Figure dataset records
Start of Block
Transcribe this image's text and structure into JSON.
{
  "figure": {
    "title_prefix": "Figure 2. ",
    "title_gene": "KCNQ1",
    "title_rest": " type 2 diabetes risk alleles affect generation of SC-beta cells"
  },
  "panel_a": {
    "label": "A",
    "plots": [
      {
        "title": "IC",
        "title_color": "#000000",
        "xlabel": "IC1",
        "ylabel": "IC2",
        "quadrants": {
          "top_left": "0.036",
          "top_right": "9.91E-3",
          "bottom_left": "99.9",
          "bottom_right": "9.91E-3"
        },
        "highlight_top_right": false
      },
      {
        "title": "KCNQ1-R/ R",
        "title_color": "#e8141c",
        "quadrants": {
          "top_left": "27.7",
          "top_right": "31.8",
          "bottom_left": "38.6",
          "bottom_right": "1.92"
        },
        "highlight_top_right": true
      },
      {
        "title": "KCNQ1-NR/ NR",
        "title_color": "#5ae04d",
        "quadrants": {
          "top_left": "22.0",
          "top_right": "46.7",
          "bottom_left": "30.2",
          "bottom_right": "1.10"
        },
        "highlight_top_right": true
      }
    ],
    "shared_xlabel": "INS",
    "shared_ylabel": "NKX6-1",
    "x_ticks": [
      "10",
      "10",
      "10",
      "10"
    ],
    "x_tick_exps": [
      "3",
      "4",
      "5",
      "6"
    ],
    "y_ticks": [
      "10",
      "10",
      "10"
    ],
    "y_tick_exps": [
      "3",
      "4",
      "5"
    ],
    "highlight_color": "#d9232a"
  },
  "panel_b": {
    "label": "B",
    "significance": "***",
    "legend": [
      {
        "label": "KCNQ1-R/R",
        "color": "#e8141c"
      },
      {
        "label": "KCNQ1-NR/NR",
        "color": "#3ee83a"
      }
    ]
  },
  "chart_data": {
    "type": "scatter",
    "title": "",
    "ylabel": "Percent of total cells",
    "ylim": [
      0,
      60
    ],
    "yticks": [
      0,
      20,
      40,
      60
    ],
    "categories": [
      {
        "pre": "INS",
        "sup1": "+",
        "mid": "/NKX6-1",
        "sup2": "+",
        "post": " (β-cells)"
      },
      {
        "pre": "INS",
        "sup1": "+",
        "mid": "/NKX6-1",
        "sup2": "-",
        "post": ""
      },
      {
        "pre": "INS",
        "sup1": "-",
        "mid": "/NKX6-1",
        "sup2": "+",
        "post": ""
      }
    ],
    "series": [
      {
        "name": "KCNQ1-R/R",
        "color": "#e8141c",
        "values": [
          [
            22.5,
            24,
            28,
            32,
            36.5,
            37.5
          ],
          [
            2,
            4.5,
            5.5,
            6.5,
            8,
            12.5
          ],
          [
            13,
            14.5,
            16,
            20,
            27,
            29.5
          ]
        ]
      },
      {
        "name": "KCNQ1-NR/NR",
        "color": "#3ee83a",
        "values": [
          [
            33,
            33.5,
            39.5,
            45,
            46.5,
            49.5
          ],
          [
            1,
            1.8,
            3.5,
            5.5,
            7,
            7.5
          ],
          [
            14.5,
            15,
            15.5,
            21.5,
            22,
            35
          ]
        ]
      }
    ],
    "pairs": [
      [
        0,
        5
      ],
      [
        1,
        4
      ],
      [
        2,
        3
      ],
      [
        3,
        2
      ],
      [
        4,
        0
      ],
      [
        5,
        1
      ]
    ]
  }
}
End of Block
Copy out the lines of the records above in which the string "cells" appears.

    "title_rest": " type 2 diabetes risk alleles affect generation of SC-beta cells"
    "ylabel": "Percent of total cells",
        "post": " (β-cells)"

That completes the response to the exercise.